Raw data:
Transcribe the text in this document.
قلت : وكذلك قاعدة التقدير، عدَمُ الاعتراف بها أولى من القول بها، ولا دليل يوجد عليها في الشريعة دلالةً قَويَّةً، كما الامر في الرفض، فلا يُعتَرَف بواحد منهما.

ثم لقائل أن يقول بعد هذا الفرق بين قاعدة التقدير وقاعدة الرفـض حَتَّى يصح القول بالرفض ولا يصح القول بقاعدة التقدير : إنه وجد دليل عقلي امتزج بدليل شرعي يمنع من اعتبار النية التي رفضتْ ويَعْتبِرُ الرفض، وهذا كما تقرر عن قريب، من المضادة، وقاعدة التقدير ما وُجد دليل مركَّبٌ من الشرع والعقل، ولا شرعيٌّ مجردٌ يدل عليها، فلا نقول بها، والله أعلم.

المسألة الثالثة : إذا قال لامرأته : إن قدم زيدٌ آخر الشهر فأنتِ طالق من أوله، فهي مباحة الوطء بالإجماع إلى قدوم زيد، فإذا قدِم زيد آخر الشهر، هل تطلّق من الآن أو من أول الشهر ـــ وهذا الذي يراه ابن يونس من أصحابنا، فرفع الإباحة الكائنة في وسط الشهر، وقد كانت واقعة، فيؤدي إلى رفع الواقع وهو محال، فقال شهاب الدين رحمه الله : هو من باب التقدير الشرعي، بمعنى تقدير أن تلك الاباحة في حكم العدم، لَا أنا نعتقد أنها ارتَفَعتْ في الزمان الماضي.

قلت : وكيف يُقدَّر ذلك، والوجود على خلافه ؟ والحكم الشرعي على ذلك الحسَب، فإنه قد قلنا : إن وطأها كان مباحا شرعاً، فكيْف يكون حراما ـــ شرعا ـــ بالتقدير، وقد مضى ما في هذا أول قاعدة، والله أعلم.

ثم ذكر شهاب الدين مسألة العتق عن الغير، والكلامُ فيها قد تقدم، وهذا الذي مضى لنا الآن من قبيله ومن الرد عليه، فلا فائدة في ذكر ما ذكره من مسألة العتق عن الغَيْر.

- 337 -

Exercise objective: Return the lines above exactly, keeping every word.

Completed task:
Transcribe the text in this document.
قلت : وكذلك قاعدة التقدير، عدَمُ الاعتراف بها أولى من القول بها، ولا دليل يوجد عليها في الشريعة دلالةً قَويَّةً، كما الامر في الرفض، فلا يُعتَرَف بواحد منهما.

ثم لقائل أن يقول بعد هذا الفرق بين قاعدة التقدير وقاعدة الرفـض حَتَّى يصح القول بالرفض ولا يصح القول بقاعدة التقدير : إنه وجد دليل عقلي امتزج بدليل شرعي يمنع من اعتبار النية التي رفضتْ ويَعْتبِرُ الرفض، وهذا كما تقرر عن قريب، من المضادة، وقاعدة التقدير ما وُجد دليل مركَّبٌ من الشرع والعقل، ولا شرعيٌّ مجردٌ يدل عليها، فلا نقول بها، والله أعلم.

المسألة الثالثة : إذا قال لامرأته : إن قدم زيدٌ آخر الشهر فأنتِ طالق من أوله، فهي مباحة الوطء بالإجماع إلى قدوم زيد، فإذا قدِم زيد آخر الشهر، هل تطلّق من الآن أو من أول الشهر ـــ وهذا الذي يراه ابن يونس من أصحابنا، فرفع الإباحة الكائنة في وسط الشهر، وقد كانت واقعة، فيؤدي إلى رفع الواقع وهو محال، فقال شهاب الدين رحمه الله : هو من باب التقدير الشرعي، بمعنى تقدير أن تلك الاباحة في حكم العدم، لَا أنا نعتقد أنها ارتَفَعتْ في الزمان الماضي.

قلت : وكيف يُقدَّر ذلك، والوجود على خلافه ؟ والحكم الشرعي على ذلك الحسَب، فإنه قد قلنا : إن وطأها كان مباحا شرعاً، فكيْف يكون حراما ـــ شرعا ـــ بالتقدير، وقد مضى ما في هذا أول قاعدة، والله أعلم.

ثم ذكر شهاب الدين مسألة العتق عن الغير، والكلامُ فيها قد تقدم، وهذا الذي مضى لنا الآن من قبيله ومن الرد عليه، فلا فائدة في ذكر ما ذكره من مسألة العتق عن الغَيْر.

- 337 -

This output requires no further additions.